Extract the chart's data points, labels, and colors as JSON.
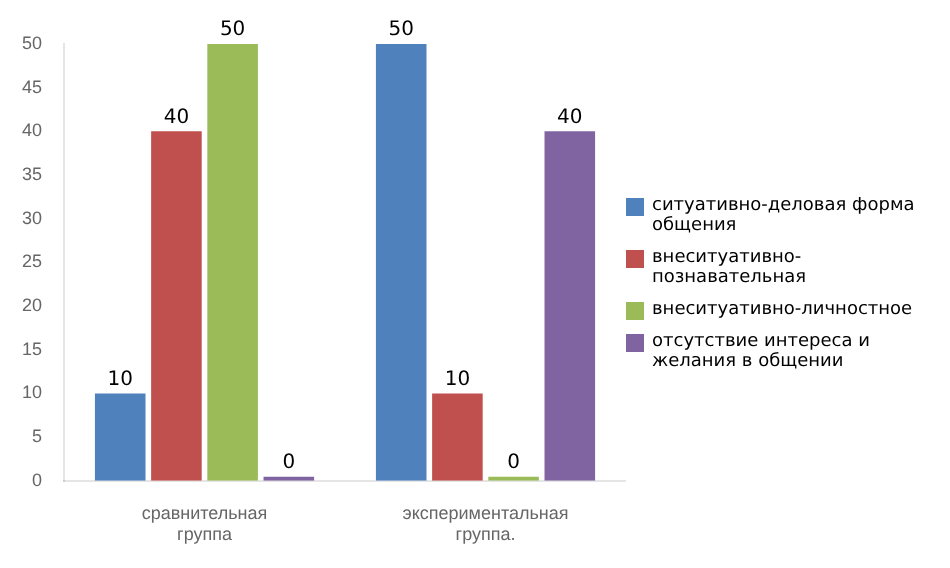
{
  "chart_data": {
    "type": "bar",
    "categories": [
      "сравнительная группа",
      "экспериментальная группа."
    ],
    "series": [
      {
        "name": "ситуативно-деловая форма общения",
        "color": "#4f81bd",
        "values": [
          10,
          50
        ]
      },
      {
        "name": "внеситуативно-познавательная",
        "color": "#c0504d",
        "values": [
          40,
          10
        ]
      },
      {
        "name": "внеситуативно-личностное",
        "color": "#9bbb59",
        "values": [
          50,
          0
        ]
      },
      {
        "name": "отсутствие интереса и желания в общении",
        "color": "#8064a2",
        "values": [
          0,
          40
        ]
      }
    ],
    "ylim": [
      0,
      50
    ],
    "yticks": [
      0,
      5,
      10,
      15,
      20,
      25,
      30,
      35,
      40,
      45,
      50
    ],
    "grid": false,
    "legend": "right",
    "data_labels": true
  }
}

+-------+

**Work to be completed:** Pictures stay out; repeat all the rest of the records exactly.

**Output for this task:**
Extract the chart's data points, labels, and colors as JSON.
{
  "chart_data": {
    "type": "bar",
    "categories": [
      "сравнительная группа",
      "экспериментальная группа."
    ],
    "series": [
      {
        "name": "ситуативно-деловая форма общения",
        "color": "#4f81bd",
        "values": [
          10,
          50
        ]
      },
      {
        "name": "внеситуативно-познавательная",
        "color": "#c0504d",
        "values": [
          40,
          10
        ]
      },
      {
        "name": "внеситуативно-личностное",
        "color": "#9bbb59",
        "values": [
          50,
          0
        ]
      },
      {
        "name": "отсутствие интереса и желания в общении",
        "color": "#8064a2",
        "values": [
          0,
          40
        ]
      }
    ],
    "ylim": [
      0,
      50
    ],
    "yticks": [
      0,
      5,
      10,
      15,
      20,
      25,
      30,
      35,
      40,
      45,
      50
    ],
    "grid": false,
    "legend": "right",
    "data_labels": true
  }
}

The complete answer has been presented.